_Exercise prompt_:
Retype the passage on electric motorcycle costs verbatim, from "First, we’ll start" to "we go along.".

_Text extract_:
▶

First, we’ll start with a few assumptions. We’ll use some nice round numbers in the conversation… let’s assume a 40-mile range for our imaginary electric motorcycle, let’s assume a top and normal cruising speed of 60 MPH, thus allowing easy math (one mile per minute), and let’s use Zero Motorcycles‘ claim of “about $.48” (we’ll round that to exactly $.50) to recharge the bike for normal use. Let’s also assume a fixed cost of $4.00 per gallon of pump gas with a 200-mile range for gas bikes. For the electric bikes, let’s make the assumption that the range needs to support a round-trip commute, including a slight “out of the way” errand on the way home from work. Got all that? I know that’s a lot of information, but I’ll repeat that as we go along.
Let’s talk about some of the reasons NOT to buy an EV bike.
They cost too much. People often bring up the subject of initial cost of purchase when talking about electric or hybrid cars. This is a valid and obvious point. In late 2007 when I bought my gas powered Corolla, I really wanted to get a hybrid Prius; the idea of cutting back on gas usage and the hopes that my purchasing dollars would help bolster the EV and Hybrid market were very appealing to me. The initial cost of $24,000 – $27,000, especially compared to the $17,000 Corolla, definitely made me step back. At the time I wanted an inexpensive car that was “good on gas”, and considering that for 8 months out of the year, I’m probably doing 80% of my miles on the bike, it made more sense for me to spend less on the car. I still stand by that decision. And I’m sure that’s a similar kind of thinking that goes on when most people are considering vehicles.

◀

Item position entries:

▶

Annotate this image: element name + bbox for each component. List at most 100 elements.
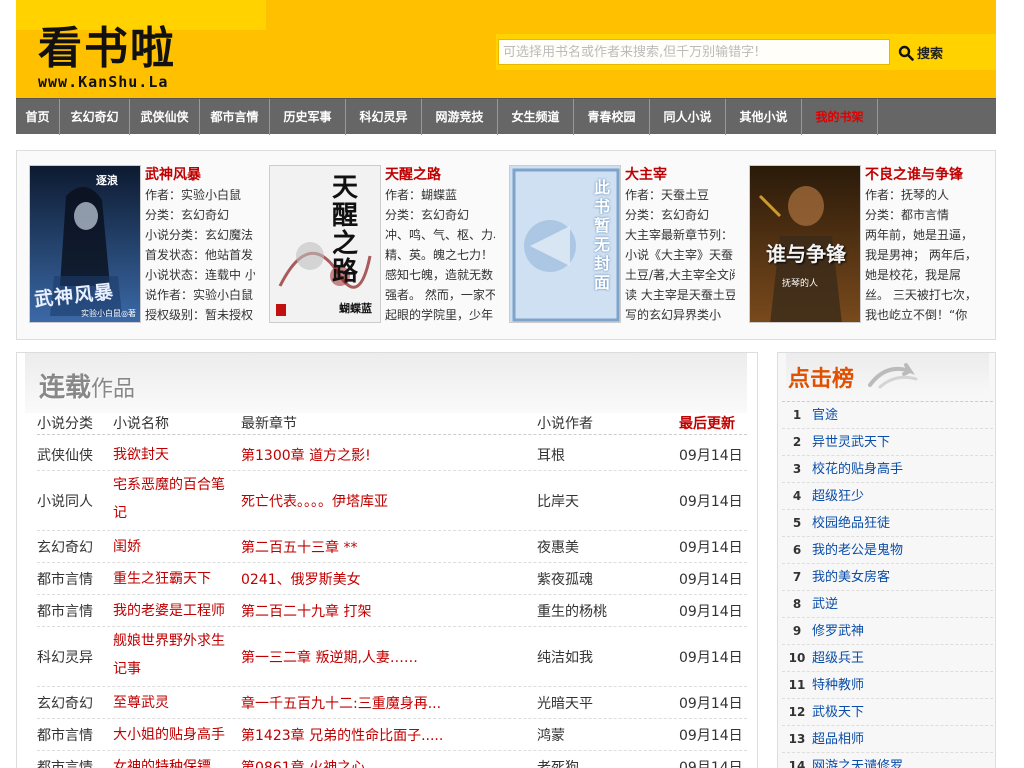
ranking-number: 8 (792, 597, 802, 611)
row-book-name[interactable]: 女神的特种保镖 (113, 753, 235, 768)
ranking-book-link[interactable]: 超品相师 (812, 732, 864, 747)
book-title[interactable]: 大主宰 (625, 165, 735, 185)
row-latest-chapter[interactable]: 第二百二十九章 打架 (241, 601, 531, 621)
search-input[interactable] (498, 39, 890, 65)
row-book-name[interactable]: 大小姐的贴身高手 (113, 721, 235, 749)
header: 看书啦 www.KanShu.La 搜索 (16, 0, 996, 98)
ranking-book-link[interactable]: 校花的贴身高手 (812, 462, 903, 477)
row-latest-chapter[interactable]: 章一千五百九十二:三重魔身再... (241, 693, 531, 713)
row-book-name[interactable]: 我欲封天 (113, 441, 235, 469)
row-category[interactable]: 都市言情 (37, 725, 93, 745)
click-ranking: 点击榜 1 官途 2 异世灵武天下 3 校花的贴身高手 4 超级狂少 5 校园绝品狂徒 6 我的老公是… (777, 352, 996, 768)
nav-item[interactable]: 玄幻奇幻 (60, 99, 130, 135)
ranking-item[interactable]: 9 修罗武神 (782, 618, 993, 645)
ranking-book-link[interactable]: 特种教师 (812, 678, 864, 693)
row-category[interactable]: 武侠仙侠 (37, 445, 93, 465)
book-info-line: 我是男神； 两年后， (865, 248, 975, 262)
ranking-item[interactable]: 5 校园绝品狂徒 (782, 510, 993, 537)
ranking-item[interactable]: 6 我的老公是鬼物 (782, 537, 993, 564)
row-latest-chapter[interactable]: 第一三二章 叛逆期,人妻…… (241, 647, 531, 667)
row-category[interactable]: 都市言情 (37, 601, 93, 621)
row-category[interactable]: 都市言情 (37, 569, 93, 589)
book-cover[interactable]: 谁与争锋 抚琴的人 (749, 165, 861, 323)
featured-book: 武神风暴 实验小白鼠◎著 逐浪 武神风暴 作者：实验小白鼠 分类：玄幻奇幻 小说分类：玄幻魔… (17, 165, 257, 325)
row-book-name[interactable]: 重生之狂霸天下 (113, 565, 235, 593)
book-info-line: 作者：抚琴的人 (865, 188, 950, 202)
ranking-book-link[interactable]: 超级兵王 (812, 651, 864, 666)
column-header: 最新章节 (241, 416, 297, 432)
nav-item[interactable]: 首页 (16, 99, 60, 135)
row-category[interactable]: 小说同人 (37, 491, 93, 511)
book-title[interactable]: 不良之谁与争锋 (865, 165, 975, 185)
row-latest-chapter[interactable]: 第1300章 道方之影! (241, 445, 531, 465)
ranking-item[interactable]: 4 超级狂少 (782, 483, 993, 510)
search-button[interactable]: 搜索 (898, 43, 943, 62)
nav-item[interactable]: 科幻灵异 (346, 99, 422, 135)
featured-book: 此书暂无封面 大主宰 作者：天蚕土豆 分类：玄幻奇幻 大主宰最新章节列： 小说《大主宰》天… (497, 165, 737, 325)
book-title[interactable]: 武神风暴 (145, 165, 255, 185)
row-book-name[interactable]: 我的老婆是工程师 (113, 597, 235, 625)
row-latest-chapter[interactable]: 0241、俄罗斯美女 (241, 569, 531, 589)
ranking-book-link[interactable]: 异世灵武天下 (812, 435, 890, 450)
row-book-name[interactable]: 至尊武灵 (113, 689, 235, 717)
book-info-line: 授权级别：暂未授权 (145, 308, 254, 322)
ranking-item[interactable]: 11 特种教师 (782, 672, 993, 699)
row-author: 比岸天 (537, 494, 579, 510)
book-title[interactable]: 天醒之路 (385, 165, 495, 185)
nav-item[interactable]: 青春校园 (574, 99, 650, 135)
nav-item[interactable]: 武侠仙侠 (130, 99, 200, 135)
nav-item[interactable]: 我的书架 (802, 99, 878, 135)
row-latest-chapter[interactable]: 第二百五十三章 ** (241, 537, 531, 557)
ranking-book-link[interactable]: 超级狂少 (812, 489, 864, 504)
book-info-line: 小说《大主宰》天蚕 (625, 248, 734, 262)
book-cover[interactable]: 此书暂无封面 (509, 165, 621, 323)
serial-rows: 武侠仙侠 我欲封天 第1300章 道方之影! 耳根 09月14日 小说同人 宅系恶魔的百合笔… (37, 439, 747, 768)
ranking-item[interactable]: 1 官途 (782, 402, 993, 429)
ranking-book-link[interactable]: 武极天下 (812, 705, 864, 720)
nav-item[interactable]: 都市言情 (200, 99, 270, 135)
ranking-item[interactable]: 10 超级兵王 (782, 645, 993, 672)
column-header: 小说名称 (113, 416, 169, 432)
row-author: 鸿蒙 (537, 728, 565, 744)
logo-url: www.KanShu.La (38, 73, 169, 91)
row-category[interactable]: 玄幻奇幻 (37, 693, 93, 713)
swirl-arrow-icon (868, 363, 918, 389)
row-book-name[interactable]: 宅系恶魔的百合笔记 (113, 471, 235, 527)
nav-item[interactable]: 女生频道 (498, 99, 574, 135)
ranking-book-link[interactable]: 官途 (812, 408, 838, 423)
book-info-line: 写的玄幻异界类小 (625, 308, 722, 322)
row-update-date: 09月14日 (679, 728, 743, 744)
ranking-item[interactable]: 8 武逆 (782, 591, 993, 618)
ranking-number: 10 (788, 651, 806, 665)
book-info-line: 我也屹立不倒！“你 (865, 308, 968, 322)
table-row: 都市言情 大小姐的贴身高手 第1423章 兄弟的性命比面子..... 鸿蒙 09月14日 (37, 719, 747, 751)
row-latest-chapter[interactable]: 第0861章 火神之心 (241, 757, 531, 768)
row-book-name[interactable]: 舰娘世界野外求生记事 (113, 627, 235, 683)
row-category[interactable]: 都市言情 (37, 757, 93, 768)
ranking-book-link[interactable]: 我的美女房客 (812, 570, 890, 585)
ranking-book-link[interactable]: 武逆 (812, 597, 838, 612)
ranking-item[interactable]: 14 网游之天谴修罗 (782, 753, 993, 768)
ranking-book-link[interactable]: 修罗武神 (812, 624, 864, 639)
book-cover[interactable]: 天醒之路 蝴蝶蓝 (269, 165, 381, 323)
ranking-item[interactable]: 12 武极天下 (782, 699, 993, 726)
ranking-item[interactable]: 13 超品相师 (782, 726, 993, 753)
ranking-item[interactable]: 7 我的美女房客 (782, 564, 993, 591)
row-book-name[interactable]: 闺娇 (113, 533, 235, 561)
row-latest-chapter[interactable]: 死亡代表。。。。伊塔库亚 (241, 491, 531, 511)
row-latest-chapter[interactable]: 第1423章 兄弟的性命比面子..... (241, 725, 531, 745)
ranking-book-link[interactable]: 校园绝品狂徒 (812, 516, 890, 531)
ranking-book-link[interactable]: 网游之天谴修罗 (812, 759, 903, 768)
nav-item[interactable]: 同人小说 (650, 99, 726, 135)
ranking-book-link[interactable]: 我的老公是鬼物 (812, 543, 903, 558)
ranking-item[interactable]: 2 异世灵武天下 (782, 429, 993, 456)
serial-list: 连载作品 小说分类 小说名称 最新章节 小说作者 最后更新 武侠仙侠 我欲封天 第1300章… (16, 352, 758, 768)
row-category[interactable]: 科幻灵异 (37, 647, 93, 667)
ranking-item[interactable]: 3 校花的贴身高手 (782, 456, 993, 483)
book-cover[interactable]: 武神风暴 实验小白鼠◎著 逐浪 (29, 165, 141, 323)
site-logo[interactable]: 看书啦 www.KanShu.La (38, 24, 176, 91)
nav-item[interactable]: 历史军事 (270, 99, 346, 135)
nav-item[interactable]: 网游竞技 (422, 99, 498, 135)
row-category[interactable]: 玄幻奇幻 (37, 537, 93, 557)
nav-item[interactable]: 其他小说 (726, 99, 802, 135)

◀

_Solution to this problem_:
First, we’ll start with a few assumptions. We’ll use some nice round numbers in the conversation… let’s assume a 40-mile range for our imaginary electric motorcycle, let’s assume a top and normal cruising speed of 60 MPH, thus allowing easy math (one mile per minute), and let’s use Zero Motorcycles‘ claim of “about $.48” (we’ll round that to exactly $.50) to recharge the bike for normal use. Let’s also assume a fixed cost of $4.00 per gallon of pump gas with a 200-mile range for gas bikes. For the electric bikes, let’s make the assumption that the range needs to support a round-trip commute, including a slight “out of the way” errand on the way home from work. Got all that? I know that’s a lot of information, but I’ll repeat that as we go along.